→ EXERCISE DESCRIPTION
What follows is a listing to be transcribed exactly.

→ GIVEN DATA
-=-=-
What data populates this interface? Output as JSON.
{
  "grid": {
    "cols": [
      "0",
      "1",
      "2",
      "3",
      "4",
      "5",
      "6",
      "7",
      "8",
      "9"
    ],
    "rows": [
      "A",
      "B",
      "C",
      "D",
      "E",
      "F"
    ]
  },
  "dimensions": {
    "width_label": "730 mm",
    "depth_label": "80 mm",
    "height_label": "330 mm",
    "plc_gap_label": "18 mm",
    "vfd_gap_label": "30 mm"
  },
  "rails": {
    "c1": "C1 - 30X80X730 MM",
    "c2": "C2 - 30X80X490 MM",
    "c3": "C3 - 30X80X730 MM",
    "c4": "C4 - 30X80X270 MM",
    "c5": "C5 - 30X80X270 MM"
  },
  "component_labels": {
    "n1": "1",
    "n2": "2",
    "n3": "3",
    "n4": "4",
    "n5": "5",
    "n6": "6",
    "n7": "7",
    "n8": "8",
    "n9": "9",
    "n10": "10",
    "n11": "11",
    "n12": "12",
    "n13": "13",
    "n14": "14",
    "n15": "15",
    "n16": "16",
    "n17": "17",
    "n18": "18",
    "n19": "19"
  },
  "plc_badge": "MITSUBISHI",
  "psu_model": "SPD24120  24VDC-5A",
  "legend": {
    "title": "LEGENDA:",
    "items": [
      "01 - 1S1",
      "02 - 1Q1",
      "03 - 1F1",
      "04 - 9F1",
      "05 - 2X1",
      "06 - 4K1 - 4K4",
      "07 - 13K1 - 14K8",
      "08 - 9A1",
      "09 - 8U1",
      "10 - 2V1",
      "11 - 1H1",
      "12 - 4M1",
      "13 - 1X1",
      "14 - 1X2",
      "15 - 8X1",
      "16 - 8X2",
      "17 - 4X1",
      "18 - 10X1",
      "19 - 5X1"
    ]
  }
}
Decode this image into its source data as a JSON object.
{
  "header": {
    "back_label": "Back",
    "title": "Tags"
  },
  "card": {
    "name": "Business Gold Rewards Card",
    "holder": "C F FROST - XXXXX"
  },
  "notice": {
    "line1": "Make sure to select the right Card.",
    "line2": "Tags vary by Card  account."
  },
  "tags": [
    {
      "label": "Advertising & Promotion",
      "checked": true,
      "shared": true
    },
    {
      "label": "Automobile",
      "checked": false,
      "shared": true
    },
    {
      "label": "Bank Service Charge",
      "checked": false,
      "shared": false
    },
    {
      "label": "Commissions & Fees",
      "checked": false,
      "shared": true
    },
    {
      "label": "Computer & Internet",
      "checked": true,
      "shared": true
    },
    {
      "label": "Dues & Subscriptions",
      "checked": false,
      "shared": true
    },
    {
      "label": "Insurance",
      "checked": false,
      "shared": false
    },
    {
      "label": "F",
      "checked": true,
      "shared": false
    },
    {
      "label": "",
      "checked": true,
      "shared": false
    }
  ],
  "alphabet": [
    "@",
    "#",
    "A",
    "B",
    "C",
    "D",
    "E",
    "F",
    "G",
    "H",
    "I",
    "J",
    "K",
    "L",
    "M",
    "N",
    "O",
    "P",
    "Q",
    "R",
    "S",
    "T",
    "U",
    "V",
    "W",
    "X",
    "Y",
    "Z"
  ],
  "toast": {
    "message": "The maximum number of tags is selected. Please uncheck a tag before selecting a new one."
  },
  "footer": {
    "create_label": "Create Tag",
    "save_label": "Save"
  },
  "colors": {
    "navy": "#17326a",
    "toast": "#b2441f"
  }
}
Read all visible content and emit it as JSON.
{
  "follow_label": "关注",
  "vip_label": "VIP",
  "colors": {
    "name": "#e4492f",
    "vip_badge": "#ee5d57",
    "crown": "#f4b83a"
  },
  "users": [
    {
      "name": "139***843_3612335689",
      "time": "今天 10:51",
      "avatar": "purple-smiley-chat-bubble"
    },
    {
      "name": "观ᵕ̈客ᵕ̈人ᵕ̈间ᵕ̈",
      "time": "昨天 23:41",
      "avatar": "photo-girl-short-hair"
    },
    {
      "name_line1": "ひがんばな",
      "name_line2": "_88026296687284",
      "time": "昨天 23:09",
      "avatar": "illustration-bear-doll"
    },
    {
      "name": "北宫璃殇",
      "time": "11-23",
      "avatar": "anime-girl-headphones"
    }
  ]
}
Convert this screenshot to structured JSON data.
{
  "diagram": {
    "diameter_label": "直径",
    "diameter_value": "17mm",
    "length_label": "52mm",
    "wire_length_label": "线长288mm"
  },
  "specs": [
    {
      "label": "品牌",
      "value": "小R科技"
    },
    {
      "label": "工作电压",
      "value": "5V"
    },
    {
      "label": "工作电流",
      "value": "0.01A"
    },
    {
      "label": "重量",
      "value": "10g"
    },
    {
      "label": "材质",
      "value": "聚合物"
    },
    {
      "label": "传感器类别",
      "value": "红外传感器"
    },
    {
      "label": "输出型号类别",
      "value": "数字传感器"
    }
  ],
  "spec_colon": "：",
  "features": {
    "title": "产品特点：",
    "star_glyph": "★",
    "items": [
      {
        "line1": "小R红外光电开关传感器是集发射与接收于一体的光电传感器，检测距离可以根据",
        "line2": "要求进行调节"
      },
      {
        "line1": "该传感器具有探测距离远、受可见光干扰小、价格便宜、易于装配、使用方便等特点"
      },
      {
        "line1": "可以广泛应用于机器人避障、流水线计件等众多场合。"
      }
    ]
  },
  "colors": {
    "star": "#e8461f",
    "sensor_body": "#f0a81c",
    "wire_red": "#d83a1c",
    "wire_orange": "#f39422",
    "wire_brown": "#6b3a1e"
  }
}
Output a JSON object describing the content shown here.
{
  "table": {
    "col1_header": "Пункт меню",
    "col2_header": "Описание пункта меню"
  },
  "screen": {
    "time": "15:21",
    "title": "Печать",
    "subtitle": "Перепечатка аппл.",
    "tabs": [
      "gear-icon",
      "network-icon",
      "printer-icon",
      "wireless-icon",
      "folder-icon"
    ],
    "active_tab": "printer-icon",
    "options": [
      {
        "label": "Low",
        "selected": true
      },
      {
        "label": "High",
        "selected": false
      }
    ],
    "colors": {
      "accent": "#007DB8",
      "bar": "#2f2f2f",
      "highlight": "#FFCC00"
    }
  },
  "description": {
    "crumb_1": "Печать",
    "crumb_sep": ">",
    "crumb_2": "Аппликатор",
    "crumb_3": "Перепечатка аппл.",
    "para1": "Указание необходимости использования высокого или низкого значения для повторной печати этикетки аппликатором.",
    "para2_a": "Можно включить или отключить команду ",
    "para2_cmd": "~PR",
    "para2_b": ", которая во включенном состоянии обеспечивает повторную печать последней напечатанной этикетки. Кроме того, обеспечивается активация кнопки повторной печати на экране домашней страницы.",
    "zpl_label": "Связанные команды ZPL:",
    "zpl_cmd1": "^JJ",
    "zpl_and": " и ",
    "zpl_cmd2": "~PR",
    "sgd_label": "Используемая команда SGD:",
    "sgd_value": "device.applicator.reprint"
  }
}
-=-=-
→ ANSWER FOR THIS EXERCISE
What data populates this interface? Output as JSON.
{
  "grid": {
    "cols": [
      "0",
      "1",
      "2",
      "3",
      "4",
      "5",
      "6",
      "7",
      "8",
      "9"
    ],
    "rows": [
      "A",
      "B",
      "C",
      "D",
      "E",
      "F"
    ]
  },
  "dimensions": {
    "width_label": "730 mm",
    "depth_label": "80 mm",
    "height_label": "330 mm",
    "plc_gap_label": "18 mm",
    "vfd_gap_label": "30 mm"
  },
  "rails": {
    "c1": "C1 - 30X80X730 MM",
    "c2": "C2 - 30X80X490 MM",
    "c3": "C3 - 30X80X730 MM",
    "c4": "C4 - 30X80X270 MM",
    "c5": "C5 - 30X80X270 MM"
  },
  "component_labels": {
    "n1": "1",
    "n2": "2",
    "n3": "3",
    "n4": "4",
    "n5": "5",
    "n6": "6",
    "n7": "7",
    "n8": "8",
    "n9": "9",
    "n10": "10",
    "n11": "11",
    "n12": "12",
    "n13": "13",
    "n14": "14",
    "n15": "15",
    "n16": "16",
    "n17": "17",
    "n18": "18",
    "n19": "19"
  },
  "plc_badge": "MITSUBISHI",
  "psu_model": "SPD24120  24VDC-5A",
  "legend": {
    "title": "LEGENDA:",
    "items": [
      "01 - 1S1",
      "02 - 1Q1",
      "03 - 1F1",
      "04 - 9F1",
      "05 - 2X1",
      "06 - 4K1 - 4K4",
      "07 - 13K1 - 14K8",
      "08 - 9A1",
      "09 - 8U1",
      "10 - 2V1",
      "11 - 1H1",
      "12 - 4M1",
      "13 - 1X1",
      "14 - 1X2",
      "15 - 8X1",
      "16 - 8X2",
      "17 - 4X1",
      "18 - 10X1",
      "19 - 5X1"
    ]
  }
}
Decode this image into its source data as a JSON object.
{
  "header": {
    "back_label": "Back",
    "title": "Tags"
  },
  "card": {
    "name": "Business Gold Rewards Card",
    "holder": "C F FROST - XXXXX"
  },
  "notice": {
    "line1": "Make sure to select the right Card.",
    "line2": "Tags vary by Card  account."
  },
  "tags": [
    {
      "label": "Advertising & Promotion",
      "checked": true,
      "shared": true
    },
    {
      "label": "Automobile",
      "checked": false,
      "shared": true
    },
    {
      "label": "Bank Service Charge",
      "checked": false,
      "shared": false
    },
    {
      "label": "Commissions & Fees",
      "checked": false,
      "shared": true
    },
    {
      "label": "Computer & Internet",
      "checked": true,
      "shared": true
    },
    {
      "label": "Dues & Subscriptions",
      "checked": false,
      "shared": true
    },
    {
      "label": "Insurance",
      "checked": false,
      "shared": false
    },
    {
      "label": "F",
      "checked": true,
      "shared": false
    },
    {
      "label": "",
      "checked": true,
      "shared": false
    }
  ],
  "alphabet": [
    "@",
    "#",
    "A",
    "B",
    "C",
    "D",
    "E",
    "F",
    "G",
    "H",
    "I",
    "J",
    "K",
    "L",
    "M",
    "N",
    "O",
    "P",
    "Q",
    "R",
    "S",
    "T",
    "U",
    "V",
    "W",
    "X",
    "Y",
    "Z"
  ],
  "toast": {
    "message": "The maximum number of tags is selected. Please uncheck a tag before selecting a new one."
  },
  "footer": {
    "create_label": "Create Tag",
    "save_label": "Save"
  },
  "colors": {
    "navy": "#17326a",
    "toast": "#b2441f"
  }
}
Read all visible content and emit it as JSON.
{
  "follow_label": "关注",
  "vip_label": "VIP",
  "colors": {
    "name": "#e4492f",
    "vip_badge": "#ee5d57",
    "crown": "#f4b83a"
  },
  "users": [
    {
      "name": "139***843_3612335689",
      "time": "今天 10:51",
      "avatar": "purple-smiley-chat-bubble"
    },
    {
      "name": "观ᵕ̈客ᵕ̈人ᵕ̈间ᵕ̈",
      "time": "昨天 23:41",
      "avatar": "photo-girl-short-hair"
    },
    {
      "name_line1": "ひがんばな",
      "name_line2": "_88026296687284",
      "time": "昨天 23:09",
      "avatar": "illustration-bear-doll"
    },
    {
      "name": "北宫璃殇",
      "time": "11-23",
      "avatar": "anime-girl-headphones"
    }
  ]
}
Convert this screenshot to structured JSON data.
{
  "diagram": {
    "diameter_label": "直径",
    "diameter_value": "17mm",
    "length_label": "52mm",
    "wire_length_label": "线长288mm"
  },
  "specs": [
    {
      "label": "品牌",
      "value": "小R科技"
    },
    {
      "label": "工作电压",
      "value": "5V"
    },
    {
      "label": "工作电流",
      "value": "0.01A"
    },
    {
      "label": "重量",
      "value": "10g"
    },
    {
      "label": "材质",
      "value": "聚合物"
    },
    {
      "label": "传感器类别",
      "value": "红外传感器"
    },
    {
      "label": "输出型号类别",
      "value": "数字传感器"
    }
  ],
  "spec_colon": "：",
  "features": {
    "title": "产品特点：",
    "star_glyph": "★",
    "items": [
      {
        "line1": "小R红外光电开关传感器是集发射与接收于一体的光电传感器，检测距离可以根据",
        "line2": "要求进行调节"
      },
      {
        "line1": "该传感器具有探测距离远、受可见光干扰小、价格便宜、易于装配、使用方便等特点"
      },
      {
        "line1": "可以广泛应用于机器人避障、流水线计件等众多场合。"
      }
    ]
  },
  "colors": {
    "star": "#e8461f",
    "sensor_body": "#f0a81c",
    "wire_red": "#d83a1c",
    "wire_orange": "#f39422",
    "wire_brown": "#6b3a1e"
  }
}
Output a JSON object describing the content shown here.
{
  "table": {
    "col1_header": "Пункт меню",
    "col2_header": "Описание пункта меню"
  },
  "screen": {
    "time": "15:21",
    "title": "Печать",
    "subtitle": "Перепечатка аппл.",
    "tabs": [
      "gear-icon",
      "network-icon",
      "printer-icon",
      "wireless-icon",
      "folder-icon"
    ],
    "active_tab": "printer-icon",
    "options": [
      {
        "label": "Low",
        "selected": true
      },
      {
        "label": "High",
        "selected": false
      }
    ],
    "colors": {
      "accent": "#007DB8",
      "bar": "#2f2f2f",
      "highlight": "#FFCC00"
    }
  },
  "description": {
    "crumb_1": "Печать",
    "crumb_sep": ">",
    "crumb_2": "Аппликатор",
    "crumb_3": "Перепечатка аппл.",
    "para1": "Указание необходимости использования высокого или низкого значения для повторной печати этикетки аппликатором.",
    "para2_a": "Можно включить или отключить команду ",
    "para2_cmd": "~PR",
    "para2_b": ", которая во включенном состоянии обеспечивает повторную печать последней напечатанной этикетки. Кроме того, обеспечивается активация кнопки повторной печати на экране домашней страницы.",
    "zpl_label": "Связанные команды ZPL:",
    "zpl_cmd1": "^JJ",
    "zpl_and": " и ",
    "zpl_cmd2": "~PR",
    "sgd_label": "Используемая команда SGD:",
    "sgd_value": "device.applicator.reprint"
  }
}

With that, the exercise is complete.